## BEGIN Excerpted data

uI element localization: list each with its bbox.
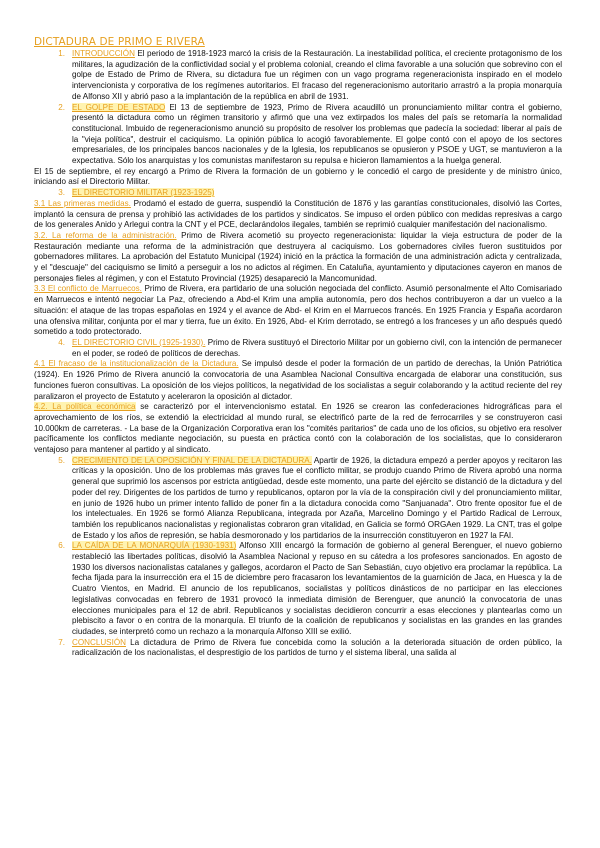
paragraph-15-septiembre: El 15 de septiembre, el rey encargó a Primo de Rivera la formación de un gobierno y le concedió el cargo de presidente y de ministro único, iniciando así el Directorio Militar. <box>34 166 562 187</box>
section-caida-monarquia <box>34 541 562 637</box>
document-title: DICTADURA DE PRIMO E RIVERA <box>34 36 205 48</box>
section-number: 6. <box>58 541 65 551</box>
section-number: 3. <box>58 188 65 198</box>
section-directorio-civil <box>34 338 562 359</box>
subsection-politica-economica <box>34 402 562 456</box>
subsection-heading: 4.2. La política económica <box>34 402 136 412</box>
subsection-institucionalizacion <box>34 359 562 402</box>
subsection-text: se caracterizó por el intervencionismo estatal. En 1926 se crearon las confederaciones hidrográficas para el aprovechamiento de los ríos, se extendió la electricidad al mundo rural, se electrificó parte de la red de ferrocarriles y se construyeron casi 10.000km de carreteras. - La base de la Organización Corporativa eran los "comités paritarios" de cada uno de los oficios, su objetivo era resolver pacíficamente los conflictos mediante negociación, su puesta en práctica contó con la colaboración de los socialistas, que lo consideraron ventajoso para mantener al partido y al sindicato. <box>34 402 562 455</box>
section-heading: INTRODUCCIÓN <box>72 49 135 58</box>
section-heading: EL DIRECTORIO MILITAR (1923-1925) <box>72 188 215 198</box>
subsection-text: Primo de Rivera, era partidario de una solución negociada del conflicto. Asumió personalmente el Alto Comisariado en Marruecos e intentó negociar La Paz, ofreciendo a Abd-el Krim una amplia autonomía, pero dos hechos contribuyeron a dar un vuelco a la situación: el ataque de las tropas españolas en 1924 y el avance de Abd- el Krim en el Marruecos francés. En 1925 Francia y España acordaron una ofensiva militar, conjunta por el mar y tierra, fue un éxito. En 1926, Abd- el Krim derrotado, se entregó a los franceses y un año después quedó sometido a todo protectorado. <box>34 284 562 337</box>
section-heading: EL DIRECTORIO CIVIL (1925-1930). <box>72 337 206 347</box>
section-number: 5. <box>58 455 65 465</box>
subsection-conflicto-marruecos <box>34 284 562 338</box>
section-number: 4. <box>58 337 65 347</box>
section-heading: CRECIMIENTO DE LA OPOSICIÓN Y FINAL DE LA DICTADURA. <box>72 455 312 465</box>
section-text: Alfonso XIII encargó la formación de gobierno al general Berenguer, el nuevo gobierno restableció las libertades políticas, disolvió la Asamblea Nacional y repuso en su cátedra a los profesores sancionados. En agosto de 1930 los diversos nacionalistas catalanes y gallegos, acordaron el Pacto de San Sebastián, cuyo objetivo era proclamar la república. La fecha fijada para la insurrección era el 15 de diciembre pero fracasaron los levantamientos de la guarnición de Jaca, en Huesca y la de Cuatro Vientos, en Madrid. El anuncio de los republicanos, socialistas y políticos dinásticos de no participar en las elecciones legislativas convocadas en febrero de 1931 provocó la inmediata dimisión de Berenguer, que anunció la convocatoria de unas elecciones municipales para el 12 de abril. Republicanos y socialistas decidieron concurrir a esas elecciones y plantearlas como un plebiscito a favor o en contra de la monarquía. El triunfo de la coalición de republicanos y socialistas en las grandes en las grandes ciudades, se interpretó como un rechazo a la monarquía Alfonso XIII se exilió. <box>72 541 562 636</box>
section-heading: CONCLUSIÓN <box>72 637 126 647</box>
section-heading: LA CAÍDA DE LA MONARQUÍA (1930-1931) <box>72 541 237 551</box>
subsection-primeras-medidas <box>34 199 562 231</box>
section-number: 7. <box>58 637 65 647</box>
subsection-text: Se impulsó desde el poder la formación de un partido de derechas, la Unión Patriótica (1924). En 1926 Primo de Rivera anunció la convocatoria de una Asamblea Nacional Consultiva encargada de elaborar una constitución, sus funciones fueron consultivas. La oposición de los viejos políticos, la negatividad de los socialistas a seguir colaborando y la actitud reciente del rey paralizaron el proyecto de Estatuto y aceleraron la oposición al dictador. <box>34 359 562 401</box>
subsection-heading: 3.3 El conflicto de Marruecos. <box>34 284 142 294</box>
section-number: 2. <box>58 102 65 112</box>
subsection-heading: 4.1 El fracaso de la institucionalización de la Dictadura. <box>34 359 239 369</box>
section-conclusion <box>34 638 562 659</box>
section-directorio-militar <box>34 188 562 199</box>
section-text: La dictadura de Primo de Rivera fue concebida como la solución a la deteriorada situación de orden público, la radicalización de los nacionalistas, el desprestigio de los partidos de turno y el sistema liberal, una salida al <box>72 637 562 658</box>
subsection-heading: 3.2. La reforma de la administración. <box>34 230 177 240</box>
section-introduccion <box>34 49 562 103</box>
section-golpe-de-estado <box>34 103 562 167</box>
section-heading: EL GOLPE DE ESTADO <box>72 102 166 112</box>
section-text: El 13 de septiembre de 1923, Primo de Rivera acaudilló un pronunciamiento militar contra el gobierno, presentó la dictadura como un régimen transitorio y afirmó que una vez extirpados los males del país se retomaría la normalidad constitucional. Imbuido de regeneracionismo anunció su propósito de resolver los problemas que padecía la sociedad: liberar al país de la "vieja política", destruir el caciquismo. La opinión pública lo acogió favorablemente. El golpe contó con el apoyo de los sectores empresariales, de los principales bancos nacionales y de la Iglesia, los republicanos se opusieron y PSOE y UGT, se mantuvieron a la expectativa. Sólo los anarquistas y los comunistas manifestaron su repulsa e hicieron llamamientos a la huelga general. <box>72 102 562 166</box>
section-text: Primo de Rivera sustituyó el Directorio Militar por un gobierno civil, con la intención de permanecer en el poder, se rodeó de políticos de derechas. <box>72 337 562 358</box>
section-oposicion-final <box>34 456 562 542</box>
subsection-heading: 3.1 Las primeras medidas. <box>34 198 131 208</box>
section-text: El periodo de 1918-1923 marcó la crisis de la Restauración. La inestabilidad política, el creciente protagonismo de los militares, la agudización de la conflictividad social y el problema colonial, creando el clima favorable a una solución que sobrevino con el golpe de Estado de Primo de Rivera, su dictadura fue un régimen con un vago programa regeneracionista inspirado en el modelo intervencionista y corporativa de los regímenes autoritarios. El fracaso del regeneracionismo autoritario arrastró a la propia monarquía de Alfonso XII y abrió paso a la implantación de la república en abril de 1931. <box>72 49 562 101</box>
document-body <box>34 49 562 659</box>
section-number: 1. <box>58 49 65 58</box>
subsection-reforma-administracion <box>34 231 562 285</box>
subsection-text: Prodamó el estado de guerra, suspendió la Constitución de 1876 y las garantías constitucionales, disolvió las Cortes, implantó la censura de prensa y prohibió las actividades de los partidos y sindicatos. Se impuso el orden público con medidas represivas a cargo de los generales Anido y Arlegui contra la CNT y el PCE, declarándolos ilegales, también se reprimió cualquier manifestación del nacionalismo. <box>34 198 563 230</box>
section-text: Apartir de 1926, la dictadura empezó a perder apoyos y recitaron las críticas y la oposición. Uno de los problemas más graves fue el conflicto militar, se produjo cuando Primo de Rivera aprobó una norma general que suprimió los ascensos por estricta antigüedad, desde este momento, una parte del ejército se distanció de la dictadura y del poder del rey. Dirigentes de los partidos de turno y republicanos, optaron por la vía de la conspiración civil y del pronunciamiento militar, en junio de 1926 hubo un primer intento fallido de poner fin a la dictadura conocida como "Sanjuanada". Otro frente opositor fue el de los intelectuales. En 1926 se formó Alianza Republicana, integrada por Azaña, Marcelino Domingo y el Partido Radical de Lerroux, también los republicanos nacionalistas y regionalistas cobraron gran vitalidad, en Galicia se formó ORGAen 1929. La CNT, tras el golpe de Estado y los años de represión, se había desmoronado y los partidarios de la insurrección constituyeron en 1927 la FAI. <box>72 455 562 540</box>
subsection-text: Primo de Rivera acometió su proyecto regeneracionista: liquidar la vieja estructura de poder de la Restauración mediante una reforma de la administración que destruyera al caciquismo. Los gobernadores civiles fueron sustituidos por gobernadores militares. La aprobación del Estatuto Municipal (1924) inició en la práctica la formación de una administración adicta y centralizada, y el "descuaje" del caciquismo se limitó a perseguir a los no adictos al régimen. En Cataluña, ayuntamiento y diputaciones cayeron en manos de personajes fieles al régimen, y con el Estatuto Provincial (1925) desapareció la Mancomunidad. <box>34 230 562 283</box>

## END Excerpted data

Stated goal: Begin at the line that contains "paragraph-15-septiembre: El 15" and stop after the line that contains "section-caida-monarquia <box>34 541", then reproduce those record lines with no changes.

Written answer:
paragraph-15-septiembre: El 15 de septiembre, el rey encargó a Primo de Rivera la formación de un gobierno y le concedió el cargo de presidente y de ministro único, iniciando así el Directorio Militar. <box>34 166 562 187</box>
section-caida-monarquia <box>34 541 562 637</box>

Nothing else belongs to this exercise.